What to produce. Look through the material and copy each line holding "nesmí".

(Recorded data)
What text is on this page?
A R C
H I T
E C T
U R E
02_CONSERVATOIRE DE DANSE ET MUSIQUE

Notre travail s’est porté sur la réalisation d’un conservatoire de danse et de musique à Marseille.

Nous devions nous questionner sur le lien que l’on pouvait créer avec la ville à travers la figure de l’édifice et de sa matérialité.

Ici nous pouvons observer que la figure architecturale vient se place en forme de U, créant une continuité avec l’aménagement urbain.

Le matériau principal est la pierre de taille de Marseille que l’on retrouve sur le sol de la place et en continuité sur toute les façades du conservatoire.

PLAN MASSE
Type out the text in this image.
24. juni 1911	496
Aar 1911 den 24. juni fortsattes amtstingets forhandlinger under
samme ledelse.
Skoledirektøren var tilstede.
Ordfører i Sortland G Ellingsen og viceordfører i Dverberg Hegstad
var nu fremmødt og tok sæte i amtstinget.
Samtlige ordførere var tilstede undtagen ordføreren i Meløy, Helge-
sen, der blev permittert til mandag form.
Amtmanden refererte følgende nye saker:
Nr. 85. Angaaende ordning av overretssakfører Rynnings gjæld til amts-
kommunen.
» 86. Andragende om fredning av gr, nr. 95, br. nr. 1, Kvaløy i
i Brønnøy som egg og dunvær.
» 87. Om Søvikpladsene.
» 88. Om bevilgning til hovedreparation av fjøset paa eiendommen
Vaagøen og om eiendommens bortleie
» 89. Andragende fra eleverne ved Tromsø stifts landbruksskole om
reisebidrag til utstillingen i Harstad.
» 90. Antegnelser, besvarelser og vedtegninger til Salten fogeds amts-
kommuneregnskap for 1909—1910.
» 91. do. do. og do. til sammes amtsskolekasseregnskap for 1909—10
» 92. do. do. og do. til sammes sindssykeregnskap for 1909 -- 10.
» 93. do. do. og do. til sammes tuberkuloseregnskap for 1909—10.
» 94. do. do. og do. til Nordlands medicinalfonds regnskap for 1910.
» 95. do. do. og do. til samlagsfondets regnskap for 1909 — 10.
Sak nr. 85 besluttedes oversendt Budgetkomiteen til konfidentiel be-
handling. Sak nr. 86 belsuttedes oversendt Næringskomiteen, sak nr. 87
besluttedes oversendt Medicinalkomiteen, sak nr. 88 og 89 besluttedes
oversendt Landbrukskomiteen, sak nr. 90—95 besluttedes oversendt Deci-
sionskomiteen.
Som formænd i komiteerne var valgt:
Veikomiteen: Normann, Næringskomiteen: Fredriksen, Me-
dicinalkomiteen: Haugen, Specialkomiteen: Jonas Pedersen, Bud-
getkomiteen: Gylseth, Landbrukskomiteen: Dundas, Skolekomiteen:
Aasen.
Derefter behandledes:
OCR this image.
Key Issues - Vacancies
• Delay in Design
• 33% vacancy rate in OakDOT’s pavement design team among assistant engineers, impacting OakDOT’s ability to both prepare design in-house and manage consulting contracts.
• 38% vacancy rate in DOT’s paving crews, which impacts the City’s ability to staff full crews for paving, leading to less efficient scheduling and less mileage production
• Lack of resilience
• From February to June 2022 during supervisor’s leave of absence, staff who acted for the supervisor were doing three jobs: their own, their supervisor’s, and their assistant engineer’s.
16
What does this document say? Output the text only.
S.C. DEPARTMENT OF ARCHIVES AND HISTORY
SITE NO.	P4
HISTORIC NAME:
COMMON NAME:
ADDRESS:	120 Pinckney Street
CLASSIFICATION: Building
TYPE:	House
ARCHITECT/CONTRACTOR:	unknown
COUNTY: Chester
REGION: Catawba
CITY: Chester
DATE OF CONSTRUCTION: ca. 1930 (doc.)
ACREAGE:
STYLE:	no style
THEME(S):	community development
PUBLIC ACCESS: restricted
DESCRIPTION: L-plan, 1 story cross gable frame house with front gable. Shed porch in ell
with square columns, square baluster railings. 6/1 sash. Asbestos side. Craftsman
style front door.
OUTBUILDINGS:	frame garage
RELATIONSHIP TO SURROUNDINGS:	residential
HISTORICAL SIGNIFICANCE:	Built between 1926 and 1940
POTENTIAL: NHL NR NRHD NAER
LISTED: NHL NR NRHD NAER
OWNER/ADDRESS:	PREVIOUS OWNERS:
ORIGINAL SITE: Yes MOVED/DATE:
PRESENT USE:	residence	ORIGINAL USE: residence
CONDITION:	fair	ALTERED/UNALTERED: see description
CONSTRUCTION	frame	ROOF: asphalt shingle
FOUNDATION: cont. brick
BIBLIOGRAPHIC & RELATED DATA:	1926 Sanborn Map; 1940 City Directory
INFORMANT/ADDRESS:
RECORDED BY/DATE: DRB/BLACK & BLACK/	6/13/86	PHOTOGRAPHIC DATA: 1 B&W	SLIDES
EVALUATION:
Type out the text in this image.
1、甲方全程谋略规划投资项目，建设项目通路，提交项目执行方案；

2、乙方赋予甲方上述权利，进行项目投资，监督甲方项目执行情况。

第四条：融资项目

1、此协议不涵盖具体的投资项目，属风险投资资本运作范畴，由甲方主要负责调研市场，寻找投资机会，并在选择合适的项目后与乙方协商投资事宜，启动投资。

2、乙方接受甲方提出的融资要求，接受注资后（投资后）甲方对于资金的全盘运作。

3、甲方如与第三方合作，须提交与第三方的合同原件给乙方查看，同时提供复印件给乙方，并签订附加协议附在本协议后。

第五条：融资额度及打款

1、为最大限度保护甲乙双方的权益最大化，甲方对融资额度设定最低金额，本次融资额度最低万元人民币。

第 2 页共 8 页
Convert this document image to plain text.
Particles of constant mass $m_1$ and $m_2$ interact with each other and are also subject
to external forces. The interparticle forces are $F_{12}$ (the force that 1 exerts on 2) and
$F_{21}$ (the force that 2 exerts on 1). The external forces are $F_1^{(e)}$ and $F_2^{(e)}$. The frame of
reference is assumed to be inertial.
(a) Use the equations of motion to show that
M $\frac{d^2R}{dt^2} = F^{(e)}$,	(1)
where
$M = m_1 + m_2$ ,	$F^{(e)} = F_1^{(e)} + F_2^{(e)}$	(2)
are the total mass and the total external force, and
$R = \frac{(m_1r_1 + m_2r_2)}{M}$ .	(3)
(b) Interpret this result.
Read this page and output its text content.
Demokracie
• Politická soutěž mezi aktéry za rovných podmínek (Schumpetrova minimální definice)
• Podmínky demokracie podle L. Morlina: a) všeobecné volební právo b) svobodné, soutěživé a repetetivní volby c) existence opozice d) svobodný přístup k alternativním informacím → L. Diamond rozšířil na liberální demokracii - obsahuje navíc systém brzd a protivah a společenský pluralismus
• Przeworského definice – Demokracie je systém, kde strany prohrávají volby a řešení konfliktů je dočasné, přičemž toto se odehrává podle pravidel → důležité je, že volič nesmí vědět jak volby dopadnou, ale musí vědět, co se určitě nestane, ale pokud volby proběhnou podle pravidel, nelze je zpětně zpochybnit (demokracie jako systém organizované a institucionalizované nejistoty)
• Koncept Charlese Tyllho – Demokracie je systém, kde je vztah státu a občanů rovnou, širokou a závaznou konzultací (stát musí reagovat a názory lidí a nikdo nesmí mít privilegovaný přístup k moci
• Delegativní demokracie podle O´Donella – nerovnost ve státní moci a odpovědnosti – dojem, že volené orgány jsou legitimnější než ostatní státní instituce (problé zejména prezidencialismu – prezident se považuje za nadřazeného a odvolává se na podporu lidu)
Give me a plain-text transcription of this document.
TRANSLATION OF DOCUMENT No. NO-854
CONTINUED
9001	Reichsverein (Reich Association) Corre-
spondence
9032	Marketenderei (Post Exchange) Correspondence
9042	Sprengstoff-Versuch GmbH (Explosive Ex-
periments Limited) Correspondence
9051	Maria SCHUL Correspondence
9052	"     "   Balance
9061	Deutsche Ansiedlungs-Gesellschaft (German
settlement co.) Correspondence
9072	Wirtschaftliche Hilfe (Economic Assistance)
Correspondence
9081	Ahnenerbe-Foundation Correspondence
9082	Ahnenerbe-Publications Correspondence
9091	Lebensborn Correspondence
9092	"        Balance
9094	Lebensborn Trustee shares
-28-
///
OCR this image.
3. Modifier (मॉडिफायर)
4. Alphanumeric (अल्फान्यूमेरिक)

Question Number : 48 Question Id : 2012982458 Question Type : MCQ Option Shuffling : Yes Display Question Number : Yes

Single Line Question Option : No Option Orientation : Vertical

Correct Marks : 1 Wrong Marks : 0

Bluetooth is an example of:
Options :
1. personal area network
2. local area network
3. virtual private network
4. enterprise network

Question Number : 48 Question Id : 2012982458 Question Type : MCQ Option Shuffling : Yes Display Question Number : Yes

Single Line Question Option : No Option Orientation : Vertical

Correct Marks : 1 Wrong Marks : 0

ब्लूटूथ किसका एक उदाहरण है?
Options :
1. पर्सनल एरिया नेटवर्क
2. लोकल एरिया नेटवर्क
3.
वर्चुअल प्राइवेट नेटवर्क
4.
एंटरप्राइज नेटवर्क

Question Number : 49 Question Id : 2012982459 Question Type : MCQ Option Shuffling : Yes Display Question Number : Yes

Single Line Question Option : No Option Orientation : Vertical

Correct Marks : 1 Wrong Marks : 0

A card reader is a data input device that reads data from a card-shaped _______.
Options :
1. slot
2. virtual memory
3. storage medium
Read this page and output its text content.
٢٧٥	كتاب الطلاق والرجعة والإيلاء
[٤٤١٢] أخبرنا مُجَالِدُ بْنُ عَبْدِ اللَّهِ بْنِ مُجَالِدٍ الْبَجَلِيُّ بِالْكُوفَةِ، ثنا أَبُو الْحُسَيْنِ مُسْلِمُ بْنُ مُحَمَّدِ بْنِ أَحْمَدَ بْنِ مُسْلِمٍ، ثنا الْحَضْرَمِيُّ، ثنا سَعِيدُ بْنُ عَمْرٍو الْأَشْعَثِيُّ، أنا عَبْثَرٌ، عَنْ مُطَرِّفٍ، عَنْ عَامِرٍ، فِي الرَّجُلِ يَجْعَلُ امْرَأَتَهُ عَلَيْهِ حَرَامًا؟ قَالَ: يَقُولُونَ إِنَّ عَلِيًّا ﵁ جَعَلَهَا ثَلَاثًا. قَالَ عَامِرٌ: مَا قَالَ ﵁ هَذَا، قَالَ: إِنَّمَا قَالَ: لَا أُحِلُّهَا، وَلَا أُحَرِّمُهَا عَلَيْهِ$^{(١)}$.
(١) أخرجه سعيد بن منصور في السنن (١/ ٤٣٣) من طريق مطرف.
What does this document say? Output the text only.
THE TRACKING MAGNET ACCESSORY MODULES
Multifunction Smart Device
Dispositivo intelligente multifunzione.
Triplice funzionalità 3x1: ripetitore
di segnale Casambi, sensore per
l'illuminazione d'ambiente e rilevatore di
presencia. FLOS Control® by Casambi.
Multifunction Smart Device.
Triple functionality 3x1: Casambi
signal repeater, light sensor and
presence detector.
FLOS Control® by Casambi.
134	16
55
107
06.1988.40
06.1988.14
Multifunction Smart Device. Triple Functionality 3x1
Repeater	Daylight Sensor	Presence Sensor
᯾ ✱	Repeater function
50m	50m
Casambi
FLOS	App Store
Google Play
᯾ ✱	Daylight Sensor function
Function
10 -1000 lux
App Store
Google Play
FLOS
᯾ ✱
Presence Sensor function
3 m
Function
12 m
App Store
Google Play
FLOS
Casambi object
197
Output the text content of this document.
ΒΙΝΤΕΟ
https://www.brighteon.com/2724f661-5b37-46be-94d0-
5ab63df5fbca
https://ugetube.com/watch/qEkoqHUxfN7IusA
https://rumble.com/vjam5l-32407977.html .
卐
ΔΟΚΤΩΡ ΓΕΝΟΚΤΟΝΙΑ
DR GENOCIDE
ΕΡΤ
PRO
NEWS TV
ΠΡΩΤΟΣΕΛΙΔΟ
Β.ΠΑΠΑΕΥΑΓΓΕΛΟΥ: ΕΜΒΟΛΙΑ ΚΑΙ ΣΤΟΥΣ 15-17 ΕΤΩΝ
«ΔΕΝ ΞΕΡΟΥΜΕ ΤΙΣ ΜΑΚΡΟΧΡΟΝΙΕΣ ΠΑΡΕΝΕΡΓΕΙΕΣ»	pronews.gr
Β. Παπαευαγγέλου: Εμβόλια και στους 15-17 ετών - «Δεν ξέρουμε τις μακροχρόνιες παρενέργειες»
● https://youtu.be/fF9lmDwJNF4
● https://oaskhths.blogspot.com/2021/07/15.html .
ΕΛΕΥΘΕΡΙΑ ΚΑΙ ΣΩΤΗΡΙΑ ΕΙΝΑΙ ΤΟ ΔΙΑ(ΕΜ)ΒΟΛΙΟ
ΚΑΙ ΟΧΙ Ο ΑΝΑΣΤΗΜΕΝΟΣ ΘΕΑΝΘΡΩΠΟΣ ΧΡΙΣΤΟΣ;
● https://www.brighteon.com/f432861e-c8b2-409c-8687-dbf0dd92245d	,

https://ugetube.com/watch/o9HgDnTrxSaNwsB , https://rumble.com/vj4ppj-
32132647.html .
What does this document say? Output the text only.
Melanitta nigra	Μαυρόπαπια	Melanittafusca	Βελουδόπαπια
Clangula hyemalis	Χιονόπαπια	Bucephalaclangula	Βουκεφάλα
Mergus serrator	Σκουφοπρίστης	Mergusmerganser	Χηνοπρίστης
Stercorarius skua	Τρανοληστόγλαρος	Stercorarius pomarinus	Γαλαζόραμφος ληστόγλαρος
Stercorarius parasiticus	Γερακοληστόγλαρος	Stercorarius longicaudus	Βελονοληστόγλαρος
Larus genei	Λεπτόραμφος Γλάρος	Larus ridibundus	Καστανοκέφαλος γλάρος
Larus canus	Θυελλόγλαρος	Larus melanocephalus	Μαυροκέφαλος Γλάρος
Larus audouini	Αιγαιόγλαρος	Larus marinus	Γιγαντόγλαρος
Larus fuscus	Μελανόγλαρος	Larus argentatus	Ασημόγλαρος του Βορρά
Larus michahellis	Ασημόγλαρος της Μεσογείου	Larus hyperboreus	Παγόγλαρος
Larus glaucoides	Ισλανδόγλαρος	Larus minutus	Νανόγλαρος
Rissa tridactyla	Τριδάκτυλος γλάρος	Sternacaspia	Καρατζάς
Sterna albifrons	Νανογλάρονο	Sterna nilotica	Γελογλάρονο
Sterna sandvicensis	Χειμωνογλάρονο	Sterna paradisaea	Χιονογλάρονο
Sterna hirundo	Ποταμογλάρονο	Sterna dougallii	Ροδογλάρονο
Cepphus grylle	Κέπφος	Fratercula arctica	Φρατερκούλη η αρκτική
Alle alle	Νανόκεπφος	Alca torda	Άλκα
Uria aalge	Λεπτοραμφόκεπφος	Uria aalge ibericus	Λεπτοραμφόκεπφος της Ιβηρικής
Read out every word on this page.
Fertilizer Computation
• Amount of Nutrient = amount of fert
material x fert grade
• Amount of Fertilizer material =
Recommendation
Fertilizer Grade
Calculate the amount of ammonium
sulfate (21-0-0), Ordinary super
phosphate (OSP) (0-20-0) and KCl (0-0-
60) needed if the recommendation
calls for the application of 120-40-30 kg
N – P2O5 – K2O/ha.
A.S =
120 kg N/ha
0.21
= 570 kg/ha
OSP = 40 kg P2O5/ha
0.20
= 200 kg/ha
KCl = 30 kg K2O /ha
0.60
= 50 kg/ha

Final answer.
• Przeworského definice – Demokracie je systém, kde strany prohrávají volby a řešení konfliktů je dočasné, přičemž toto se odehrává podle pravidel → důležité je, že volič nesmí vědět jak volby dopadnou, ale musí vědět, co se určitě nestane, ale pokud volby proběhnou podle pravidel, nelze je zpětně zpochybnit (demokracie jako systém organizované a institucionalizované nejistoty)
• Koncept Charlese Tyllho – Demokracie je systém, kde je vztah státu a občanů rovnou, širokou a závaznou konzultací (stát musí reagovat a názory lidí a nikdo nesmí mít privilegovaný přístup k moci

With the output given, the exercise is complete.